Extracted records:
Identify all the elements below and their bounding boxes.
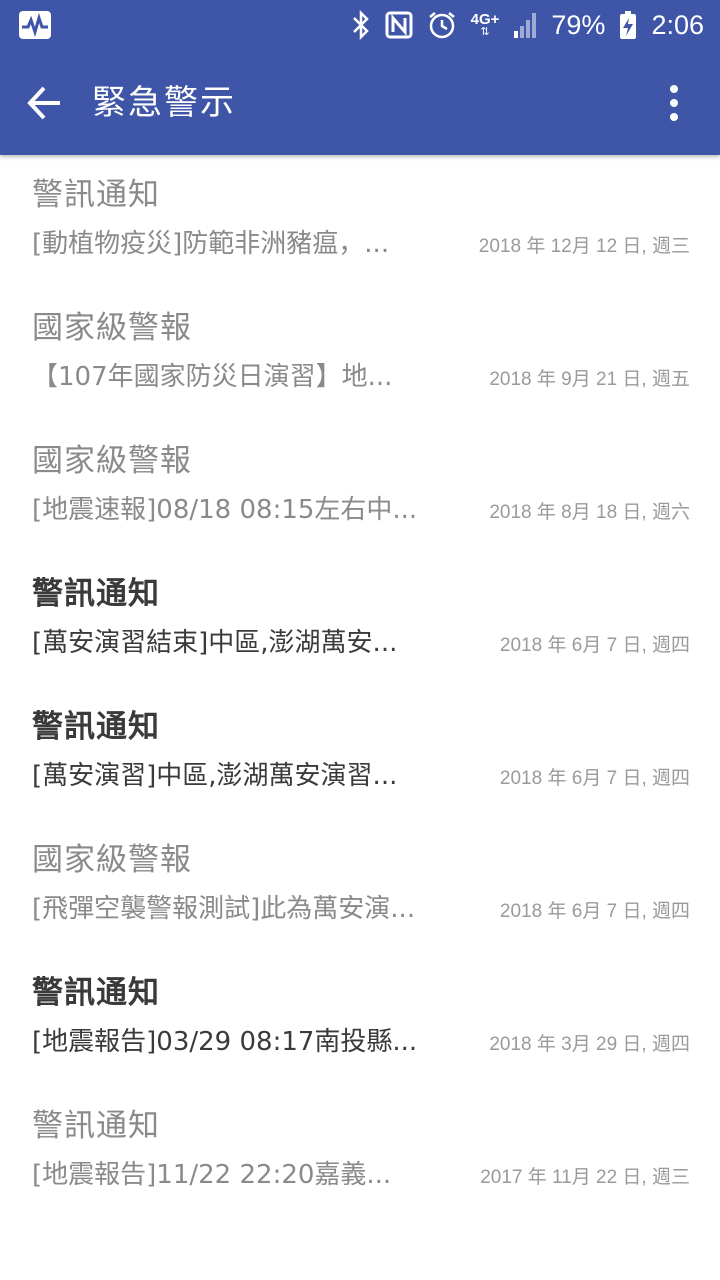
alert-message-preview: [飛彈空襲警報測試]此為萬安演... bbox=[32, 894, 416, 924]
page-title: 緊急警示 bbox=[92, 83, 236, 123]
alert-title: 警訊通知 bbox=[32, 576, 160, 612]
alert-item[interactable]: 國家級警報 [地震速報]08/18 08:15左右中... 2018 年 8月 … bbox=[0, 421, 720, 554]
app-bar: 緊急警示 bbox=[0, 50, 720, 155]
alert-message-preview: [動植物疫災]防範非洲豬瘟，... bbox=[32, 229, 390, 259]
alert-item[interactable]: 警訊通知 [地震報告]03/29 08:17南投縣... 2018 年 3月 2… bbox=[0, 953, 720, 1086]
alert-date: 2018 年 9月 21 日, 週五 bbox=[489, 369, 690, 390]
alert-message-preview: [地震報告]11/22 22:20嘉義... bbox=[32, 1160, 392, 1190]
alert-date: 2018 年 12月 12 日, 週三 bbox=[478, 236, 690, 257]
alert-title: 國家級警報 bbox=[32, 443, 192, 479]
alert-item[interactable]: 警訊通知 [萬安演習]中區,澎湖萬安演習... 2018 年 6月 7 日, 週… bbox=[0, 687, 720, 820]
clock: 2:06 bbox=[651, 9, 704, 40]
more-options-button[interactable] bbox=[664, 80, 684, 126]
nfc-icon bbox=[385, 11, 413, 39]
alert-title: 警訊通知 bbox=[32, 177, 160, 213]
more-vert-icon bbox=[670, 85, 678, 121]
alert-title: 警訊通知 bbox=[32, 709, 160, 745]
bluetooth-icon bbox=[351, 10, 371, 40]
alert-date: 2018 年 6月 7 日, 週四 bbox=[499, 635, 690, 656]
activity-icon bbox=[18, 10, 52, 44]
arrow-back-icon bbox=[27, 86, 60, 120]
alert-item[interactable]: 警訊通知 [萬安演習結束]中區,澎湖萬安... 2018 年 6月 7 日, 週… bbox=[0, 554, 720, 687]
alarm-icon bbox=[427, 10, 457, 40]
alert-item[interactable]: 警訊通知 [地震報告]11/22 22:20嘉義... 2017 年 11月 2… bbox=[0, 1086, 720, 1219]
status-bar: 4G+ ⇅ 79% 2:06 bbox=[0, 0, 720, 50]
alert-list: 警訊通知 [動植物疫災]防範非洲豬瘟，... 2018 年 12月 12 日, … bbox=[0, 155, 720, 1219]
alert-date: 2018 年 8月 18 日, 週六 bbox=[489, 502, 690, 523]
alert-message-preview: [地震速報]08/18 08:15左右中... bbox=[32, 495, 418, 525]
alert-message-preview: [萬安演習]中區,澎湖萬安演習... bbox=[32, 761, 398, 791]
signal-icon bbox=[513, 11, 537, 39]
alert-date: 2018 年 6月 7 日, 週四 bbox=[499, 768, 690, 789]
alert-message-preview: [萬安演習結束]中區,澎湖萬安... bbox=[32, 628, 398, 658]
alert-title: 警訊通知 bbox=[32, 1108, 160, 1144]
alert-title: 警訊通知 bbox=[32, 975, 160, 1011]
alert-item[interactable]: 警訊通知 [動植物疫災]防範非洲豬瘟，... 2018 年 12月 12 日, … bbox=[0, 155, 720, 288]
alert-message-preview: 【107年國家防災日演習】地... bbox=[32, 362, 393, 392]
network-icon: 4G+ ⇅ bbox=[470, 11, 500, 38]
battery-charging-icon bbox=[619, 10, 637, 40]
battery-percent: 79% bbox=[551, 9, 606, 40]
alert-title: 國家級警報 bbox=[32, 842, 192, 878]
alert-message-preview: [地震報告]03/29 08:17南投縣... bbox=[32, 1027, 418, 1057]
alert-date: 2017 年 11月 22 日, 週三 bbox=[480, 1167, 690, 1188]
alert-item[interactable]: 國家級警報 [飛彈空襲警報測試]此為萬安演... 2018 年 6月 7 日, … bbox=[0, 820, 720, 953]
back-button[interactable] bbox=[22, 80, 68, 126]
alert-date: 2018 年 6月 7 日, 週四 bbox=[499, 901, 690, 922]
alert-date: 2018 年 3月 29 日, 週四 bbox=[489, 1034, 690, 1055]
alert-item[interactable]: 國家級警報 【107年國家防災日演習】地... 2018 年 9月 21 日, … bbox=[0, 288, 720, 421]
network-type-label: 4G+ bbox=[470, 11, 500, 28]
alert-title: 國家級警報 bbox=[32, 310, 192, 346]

→ **STATED EXERCISE**
Quote all of the data above verbatim, line by line, leaving out any pictures.

→ **FINISHED EXERCISE**
Identify all the elements below and their bounding boxes.
alert-message-preview: [飛彈空襲警報測試]此為萬安演... bbox=[32, 894, 416, 924]
page-title: 緊急警示 bbox=[92, 83, 236, 123]
alert-title: 警訊通知 bbox=[32, 576, 160, 612]
alert-item[interactable]: 國家級警報 [地震速報]08/18 08:15左右中... 2018 年 8月 … bbox=[0, 421, 720, 554]
app-bar: 緊急警示 bbox=[0, 50, 720, 155]
alert-message-preview: [動植物疫災]防範非洲豬瘟，... bbox=[32, 229, 390, 259]
alert-item[interactable]: 警訊通知 [地震報告]03/29 08:17南投縣... 2018 年 3月 2… bbox=[0, 953, 720, 1086]
alert-date: 2018 年 9月 21 日, 週五 bbox=[489, 369, 690, 390]
alert-message-preview: [地震報告]11/22 22:20嘉義... bbox=[32, 1160, 392, 1190]
alert-date: 2018 年 12月 12 日, 週三 bbox=[478, 236, 690, 257]
alert-title: 國家級警報 bbox=[32, 443, 192, 479]
alert-item[interactable]: 警訊通知 [萬安演習]中區,澎湖萬安演習... 2018 年 6月 7 日, 週… bbox=[0, 687, 720, 820]
clock: 2:06 bbox=[651, 9, 704, 40]
more-options-button[interactable] bbox=[664, 80, 684, 126]
nfc-icon bbox=[385, 11, 413, 39]
alert-title: 警訊通知 bbox=[32, 177, 160, 213]
more-vert-icon bbox=[670, 85, 678, 121]
alert-title: 警訊通知 bbox=[32, 709, 160, 745]
bluetooth-icon bbox=[351, 10, 371, 40]
alert-date: 2018 年 6月 7 日, 週四 bbox=[499, 635, 690, 656]
activity-icon bbox=[18, 10, 52, 44]
arrow-back-icon bbox=[27, 86, 60, 120]
alert-item[interactable]: 警訊通知 [萬安演習結束]中區,澎湖萬安... 2018 年 6月 7 日, 週… bbox=[0, 554, 720, 687]
alarm-icon bbox=[427, 10, 457, 40]
alert-item[interactable]: 警訊通知 [地震報告]11/22 22:20嘉義... 2017 年 11月 2… bbox=[0, 1086, 720, 1219]
status-bar: 4G+ ⇅ 79% 2:06 bbox=[0, 0, 720, 50]
alert-list: 警訊通知 [動植物疫災]防範非洲豬瘟，... 2018 年 12月 12 日, … bbox=[0, 155, 720, 1219]
alert-date: 2018 年 8月 18 日, 週六 bbox=[489, 502, 690, 523]
alert-message-preview: [地震速報]08/18 08:15左右中... bbox=[32, 495, 418, 525]
alert-message-preview: [萬安演習]中區,澎湖萬安演習... bbox=[32, 761, 398, 791]
signal-icon bbox=[513, 11, 537, 39]
alert-date: 2018 年 6月 7 日, 週四 bbox=[499, 768, 690, 789]
alert-message-preview: [萬安演習結束]中區,澎湖萬安... bbox=[32, 628, 398, 658]
alert-title: 警訊通知 bbox=[32, 1108, 160, 1144]
alert-title: 警訊通知 bbox=[32, 975, 160, 1011]
alert-item[interactable]: 警訊通知 [動植物疫災]防範非洲豬瘟，... 2018 年 12月 12 日, … bbox=[0, 155, 720, 288]
alert-message-preview: 【107年國家防災日演習】地... bbox=[32, 362, 393, 392]
network-icon: 4G+ ⇅ bbox=[470, 11, 500, 38]
battery-charging-icon bbox=[619, 10, 637, 40]
battery-percent: 79% bbox=[551, 9, 606, 40]
alert-title: 國家級警報 bbox=[32, 842, 192, 878]
alert-message-preview: [地震報告]03/29 08:17南投縣... bbox=[32, 1027, 418, 1057]
alert-date: 2017 年 11月 22 日, 週三 bbox=[480, 1167, 690, 1188]
alert-item[interactable]: 國家級警報 [飛彈空襲警報測試]此為萬安演... 2018 年 6月 7 日, … bbox=[0, 820, 720, 953]
back-button[interactable] bbox=[22, 80, 68, 126]
alert-date: 2018 年 6月 7 日, 週四 bbox=[499, 901, 690, 922]
alert-date: 2018 年 3月 29 日, 週四 bbox=[489, 1034, 690, 1055]
alert-item[interactable]: 國家級警報 【107年國家防災日演習】地... 2018 年 9月 21 日, … bbox=[0, 288, 720, 421]
network-type-label: 4G+ bbox=[470, 11, 500, 28]
alert-title: 國家級警報 bbox=[32, 310, 192, 346]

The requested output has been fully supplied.